_Extracted records_
##############################
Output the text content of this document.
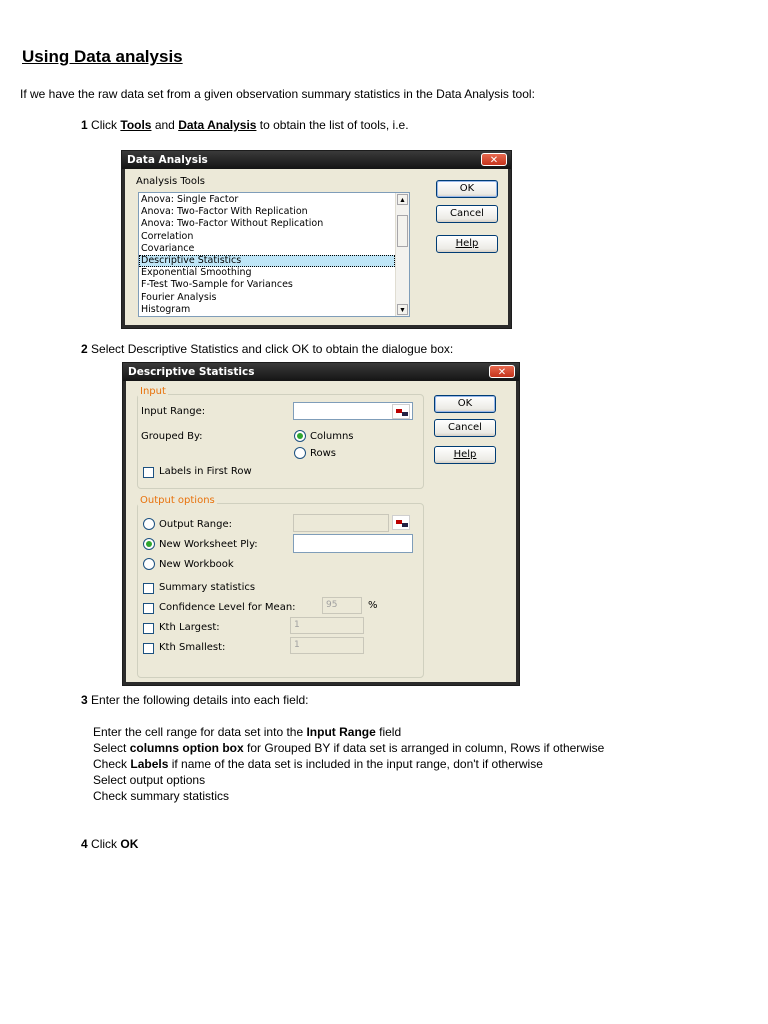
Using Data analysis
If we have the raw data set from a given observation summary statistics in the Data Analysis tool:
1 Click Tools and Data Analysis to obtain the list of tools, i.e.
Data Analysis	✕
Analysis Tools
Anova: Single Factor
Anova: Two-Factor With Replication
Anova: Two-Factor Without Replication
Correlation
Covariance
Descriptive Statistics
Exponential Smoothing
F-Test Two-Sample for Variances
Fourier Analysis
Histogram
▲
▼
OK
Cancel
Help
2 Select Descriptive Statistics and click OK to obtain the dialogue box:
Descriptive Statistics	✕
Input
Input Range:
Grouped By:	Columns
Rows
Labels in First Row
Output options
Output Range:
New Worksheet Ply:
New Workbook
Summary statistics
Confidence Level for Mean:	95	%
Kth Largest:	1
Kth Smallest:	1
OK
Cancel
Help
3 Enter the following details into each field:
Enter the cell range for data set into the Input Range field
Select columns option box for Grouped BY if data set is arranged in column, Rows if otherwise
Check Labels if name of the data set is included in the input range, don't if otherwise
Select output options
Check summary statistics
4 Click OK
##############################
_What is being asked_
Repeat each entry above word for word, leaving every picture out.

_Finished task_
Output the text content of this document.
Using Data analysis
If we have the raw data set from a given observation summary statistics in the Data Analysis tool:
1 Click Tools and Data Analysis to obtain the list of tools, i.e.
Data Analysis	✕
Analysis Tools
Anova: Single Factor
Anova: Two-Factor With Replication
Anova: Two-Factor Without Replication
Correlation
Covariance
Descriptive Statistics
Exponential Smoothing
F-Test Two-Sample for Variances
Fourier Analysis
Histogram
▲
▼
OK
Cancel
Help
2 Select Descriptive Statistics and click OK to obtain the dialogue box:
Descriptive Statistics	✕
Input
Input Range:
Grouped By:	Columns
Rows
Labels in First Row
Output options
Output Range:
New Worksheet Ply:
New Workbook
Summary statistics
Confidence Level for Mean:	95	%
Kth Largest:	1
Kth Smallest:	1
OK
Cancel
Help
3 Enter the following details into each field:
Enter the cell range for data set into the Input Range field
Select columns option box for Grouped BY if data set is arranged in column, Rows if otherwise
Check Labels if name of the data set is included in the input range, don't if otherwise
Select output options
Check summary statistics
4 Click OK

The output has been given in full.